-- START OF MATERIAL FOR THE TASK --

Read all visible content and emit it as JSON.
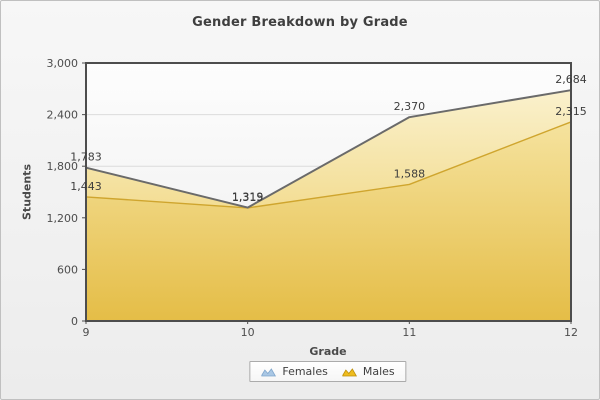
{
  "widget": {
    "title": "Gender Breakdown by Grade"
  },
  "chart_data": {
    "type": "area",
    "title": "Gender Breakdown by Grade",
    "xlabel": "Grade",
    "ylabel": "Students",
    "categories": [
      "9",
      "10",
      "11",
      "12"
    ],
    "series": [
      {
        "name": "Females",
        "values": [
          1783,
          1319,
          2370,
          2684
        ],
        "labels": [
          "1,783",
          "1,319",
          "2,370",
          "2,684"
        ],
        "line_color": "#6a6a6a",
        "fill_top": "#faf1cd",
        "fill_bottom": "#ecca5c",
        "legend_color": "#a9c7e4",
        "legend_stroke": "#7fa6cc"
      },
      {
        "name": "Males",
        "values": [
          1443,
          1315,
          1588,
          2315
        ],
        "labels": [
          "1,443",
          "1,315",
          "1,588",
          "2,315"
        ],
        "line_color": "#cfa52e",
        "fill_top": "#f5e29c",
        "fill_bottom": "#e4bc45",
        "legend_color": "#eebc1e",
        "legend_stroke": "#bd8f0a"
      }
    ],
    "ylim": [
      0,
      3000
    ],
    "yticks": {
      "values": [
        0,
        600,
        1200,
        1800,
        2400,
        3000
      ],
      "labels": [
        "0",
        "600",
        "1,200",
        "1,800",
        "2,400",
        "3,000"
      ]
    },
    "grid": "horizontal",
    "legend_position": "bottom",
    "colors": {
      "plot_border": "#4d4d4d",
      "grid_line": "#dcdcdc",
      "tick_text": "#4d4d4d",
      "data_label": "#3d3d3d",
      "plot_bg_top": "#fdfdfd",
      "plot_bg_bottom": "#eeeeee"
    }
  }
}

-- END OF MATERIAL FOR THE TASK --

> REQUIRED WORK
Using the listing above, show every line that includes the string "Gender".

> REPLY TO THE TASK
    "title": "Gender Breakdown by Grade"
    "title": "Gender Breakdown by Grade",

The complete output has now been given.